Data listing
---------------

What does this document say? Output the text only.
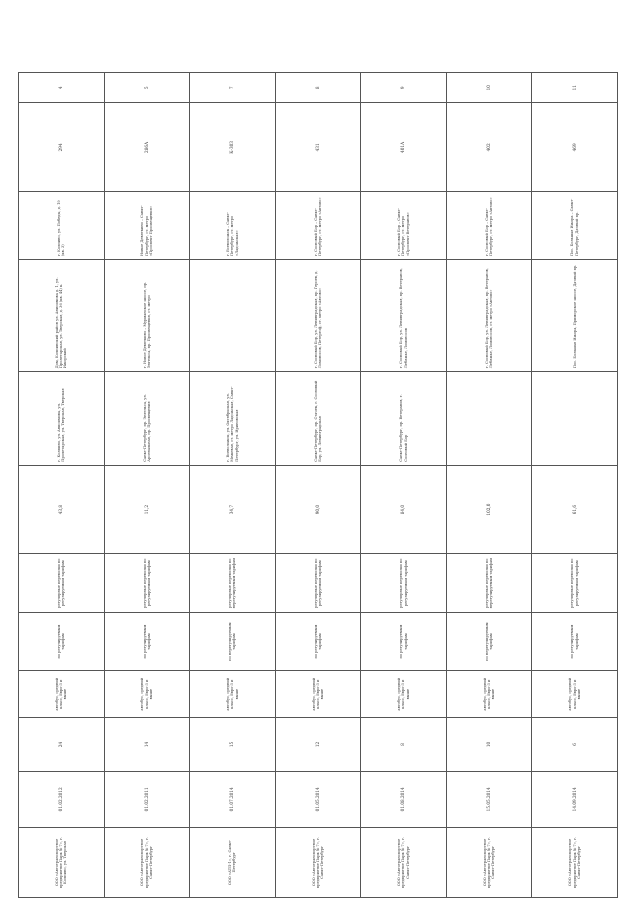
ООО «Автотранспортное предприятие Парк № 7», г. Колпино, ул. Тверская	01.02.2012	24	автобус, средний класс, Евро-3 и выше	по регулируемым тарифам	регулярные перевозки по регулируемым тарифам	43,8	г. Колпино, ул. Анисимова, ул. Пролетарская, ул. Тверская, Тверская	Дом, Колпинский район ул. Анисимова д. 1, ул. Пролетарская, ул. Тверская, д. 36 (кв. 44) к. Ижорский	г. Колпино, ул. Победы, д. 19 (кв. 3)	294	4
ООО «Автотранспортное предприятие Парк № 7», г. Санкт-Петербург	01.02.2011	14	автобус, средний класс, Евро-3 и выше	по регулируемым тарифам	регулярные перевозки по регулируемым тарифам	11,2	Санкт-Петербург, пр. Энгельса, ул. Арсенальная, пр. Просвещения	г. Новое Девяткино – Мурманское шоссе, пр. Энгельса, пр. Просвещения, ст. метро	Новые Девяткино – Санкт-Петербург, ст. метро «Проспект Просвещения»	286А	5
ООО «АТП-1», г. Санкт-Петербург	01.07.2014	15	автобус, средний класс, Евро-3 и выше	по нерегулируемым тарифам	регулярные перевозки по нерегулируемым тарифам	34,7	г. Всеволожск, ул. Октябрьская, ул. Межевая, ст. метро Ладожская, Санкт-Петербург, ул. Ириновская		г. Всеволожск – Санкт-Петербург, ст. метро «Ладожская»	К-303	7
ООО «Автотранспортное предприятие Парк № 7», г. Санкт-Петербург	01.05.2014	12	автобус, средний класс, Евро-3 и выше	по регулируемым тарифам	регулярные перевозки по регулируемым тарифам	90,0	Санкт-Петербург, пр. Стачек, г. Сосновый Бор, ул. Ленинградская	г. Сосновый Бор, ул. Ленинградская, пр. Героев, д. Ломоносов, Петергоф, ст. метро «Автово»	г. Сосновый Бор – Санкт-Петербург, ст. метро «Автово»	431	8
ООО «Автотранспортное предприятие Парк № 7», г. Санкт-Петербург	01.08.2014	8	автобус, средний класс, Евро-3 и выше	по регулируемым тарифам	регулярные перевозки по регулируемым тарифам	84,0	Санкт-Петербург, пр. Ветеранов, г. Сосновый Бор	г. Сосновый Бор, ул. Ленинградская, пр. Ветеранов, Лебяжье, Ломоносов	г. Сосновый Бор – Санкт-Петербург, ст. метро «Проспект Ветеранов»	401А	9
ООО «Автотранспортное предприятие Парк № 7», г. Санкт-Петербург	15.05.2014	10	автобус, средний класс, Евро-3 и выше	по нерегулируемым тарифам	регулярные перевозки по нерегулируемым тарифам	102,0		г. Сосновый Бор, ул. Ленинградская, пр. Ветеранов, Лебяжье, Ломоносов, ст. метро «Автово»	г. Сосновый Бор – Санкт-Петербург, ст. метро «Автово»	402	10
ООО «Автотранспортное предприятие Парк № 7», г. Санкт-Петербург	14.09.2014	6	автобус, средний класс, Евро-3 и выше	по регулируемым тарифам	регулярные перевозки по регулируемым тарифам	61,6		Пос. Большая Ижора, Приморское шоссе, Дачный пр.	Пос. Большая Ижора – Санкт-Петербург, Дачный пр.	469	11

---------------

Written exercise: Search the data above for lines holding "шоссе" and copy each of them.

Solution to the problem:
ООО «Автотранспортное предприятие Парк № 7», г. Санкт-Петербург	01.02.2011	14	автобус, средний класс, Евро-3 и выше	по регулируемым тарифам	регулярные перевозки по регулируемым тарифам	11,2	Санкт-Петербург, пр. Энгельса, ул. Арсенальная, пр. Просвещения	г. Новое Девяткино – Мурманское шоссе, пр. Энгельса, пр. Просвещения, ст. метро	Новые Девяткино – Санкт-Петербург, ст. метро «Проспект Просвещения»	286А	5
ООО «Автотранспортное предприятие Парк № 7», г. Санкт-Петербург	14.09.2014	6	автобус, средний класс, Евро-3 и выше	по регулируемым тарифам	регулярные перевозки по регулируемым тарифам	61,6		Пос. Большая Ижора, Приморское шоссе, Дачный пр.	Пос. Большая Ижора – Санкт-Петербург, Дачный пр.	469	11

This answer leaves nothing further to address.